▼

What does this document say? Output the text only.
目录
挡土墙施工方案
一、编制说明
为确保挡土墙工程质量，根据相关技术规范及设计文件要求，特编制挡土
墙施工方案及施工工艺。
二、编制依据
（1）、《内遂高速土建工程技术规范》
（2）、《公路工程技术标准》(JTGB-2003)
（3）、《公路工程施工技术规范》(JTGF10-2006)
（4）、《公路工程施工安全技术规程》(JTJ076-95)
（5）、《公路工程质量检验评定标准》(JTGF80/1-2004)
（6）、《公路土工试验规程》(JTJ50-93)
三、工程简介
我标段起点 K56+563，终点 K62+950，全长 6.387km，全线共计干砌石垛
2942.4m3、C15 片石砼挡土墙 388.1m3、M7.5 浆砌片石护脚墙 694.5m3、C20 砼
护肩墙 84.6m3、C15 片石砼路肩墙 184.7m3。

▲

▸ What you are asked to do:
Extract every entry in the listing word for word.

▸ The output:
What does this document say? Output the text only.
目录
挡土墙施工方案
一、编制说明
为确保挡土墙工程质量，根据相关技术规范及设计文件要求，特编制挡土
墙施工方案及施工工艺。
二、编制依据
（1）、《内遂高速土建工程技术规范》
（2）、《公路工程技术标准》(JTGB-2003)
（3）、《公路工程施工技术规范》(JTGF10-2006)
（4）、《公路工程施工安全技术规程》(JTJ076-95)
（5）、《公路工程质量检验评定标准》(JTGF80/1-2004)
（6）、《公路土工试验规程》(JTJ50-93)
三、工程简介
我标段起点 K56+563，终点 K62+950，全长 6.387km，全线共计干砌石垛
2942.4m3、C15 片石砼挡土墙 388.1m3、M7.5 浆砌片石护脚墙 694.5m3、C20 砼
护肩墙 84.6m3、C15 片石砼路肩墙 184.7m3。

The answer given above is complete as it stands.